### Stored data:

---*---

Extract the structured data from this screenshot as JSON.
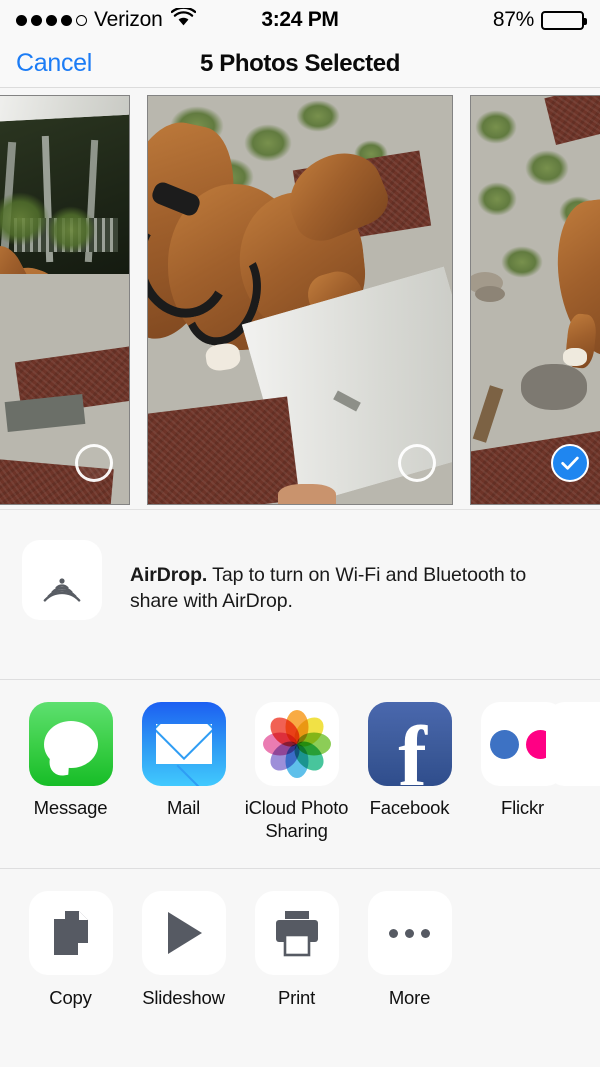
{
  "status_bar": {
    "signal_dots_total": 5,
    "signal_dots_filled": 4,
    "carrier": "Verizon",
    "wifi_icon": "wifi-icon",
    "time": "3:24 PM",
    "battery_percent": "87%",
    "battery_level": 87
  },
  "nav_bar": {
    "cancel_label": "Cancel",
    "title": "5 Photos Selected"
  },
  "photo_strip": {
    "photos": [
      {
        "name": "photo-1",
        "alt": "Brown dog near metal frame and gravel",
        "selected": false,
        "badge": "empty-circle-icon"
      },
      {
        "name": "photo-2",
        "alt": "Brown dog in harness standing on gravel near white panel",
        "selected": false,
        "badge": "empty-circle-icon"
      },
      {
        "name": "photo-3",
        "alt": "Gravel with dog hindquarters and red paver",
        "selected": true,
        "badge": "checkmark-circle-icon"
      }
    ],
    "selected_count": 5
  },
  "airdrop": {
    "icon": "airdrop-icon",
    "title": "AirDrop.",
    "description": " Tap to turn on Wi-Fi and Bluetooth to share with AirDrop."
  },
  "share_apps": [
    {
      "label": "Message",
      "icon": "message-icon"
    },
    {
      "label": "Mail",
      "icon": "mail-icon"
    },
    {
      "label": "iCloud Photo Sharing",
      "icon": "icloud-photo-sharing-icon"
    },
    {
      "label": "Facebook",
      "icon": "facebook-icon"
    },
    {
      "label": "Flickr",
      "icon": "flickr-icon"
    }
  ],
  "actions": [
    {
      "label": "Copy",
      "icon": "copy-icon"
    },
    {
      "label": "Slideshow",
      "icon": "play-icon"
    },
    {
      "label": "Print",
      "icon": "printer-icon"
    },
    {
      "label": "More",
      "icon": "ellipsis-icon"
    }
  ],
  "colors": {
    "accent_blue": "#1c7cf5",
    "selection_blue": "#1f86f0",
    "background": "#f7f7f7",
    "message_green": "#3ccf48",
    "mail_blue": "#2f9df4",
    "facebook_blue": "#3b5998",
    "flickr_blue": "#3d72c4",
    "flickr_pink": "#ff0084",
    "glyph_gray": "#565a63"
  }
}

---*---

Every line of the material is to be quoted exactly, with no pictures carried over.

Extract the structured data from this screenshot as JSON.
{
  "status_bar": {
    "signal_dots_total": 5,
    "signal_dots_filled": 4,
    "carrier": "Verizon",
    "wifi_icon": "wifi-icon",
    "time": "3:24 PM",
    "battery_percent": "87%",
    "battery_level": 87
  },
  "nav_bar": {
    "cancel_label": "Cancel",
    "title": "5 Photos Selected"
  },
  "photo_strip": {
    "photos": [
      {
        "name": "photo-1",
        "alt": "Brown dog near metal frame and gravel",
        "selected": false,
        "badge": "empty-circle-icon"
      },
      {
        "name": "photo-2",
        "alt": "Brown dog in harness standing on gravel near white panel",
        "selected": false,
        "badge": "empty-circle-icon"
      },
      {
        "name": "photo-3",
        "alt": "Gravel with dog hindquarters and red paver",
        "selected": true,
        "badge": "checkmark-circle-icon"
      }
    ],
    "selected_count": 5
  },
  "airdrop": {
    "icon": "airdrop-icon",
    "title": "AirDrop.",
    "description": " Tap to turn on Wi-Fi and Bluetooth to share with AirDrop."
  },
  "share_apps": [
    {
      "label": "Message",
      "icon": "message-icon"
    },
    {
      "label": "Mail",
      "icon": "mail-icon"
    },
    {
      "label": "iCloud Photo Sharing",
      "icon": "icloud-photo-sharing-icon"
    },
    {
      "label": "Facebook",
      "icon": "facebook-icon"
    },
    {
      "label": "Flickr",
      "icon": "flickr-icon"
    }
  ],
  "actions": [
    {
      "label": "Copy",
      "icon": "copy-icon"
    },
    {
      "label": "Slideshow",
      "icon": "play-icon"
    },
    {
      "label": "Print",
      "icon": "printer-icon"
    },
    {
      "label": "More",
      "icon": "ellipsis-icon"
    }
  ],
  "colors": {
    "accent_blue": "#1c7cf5",
    "selection_blue": "#1f86f0",
    "background": "#f7f7f7",
    "message_green": "#3ccf48",
    "mail_blue": "#2f9df4",
    "facebook_blue": "#3b5998",
    "flickr_blue": "#3d72c4",
    "flickr_pink": "#ff0084",
    "glyph_gray": "#565a63"
  }
}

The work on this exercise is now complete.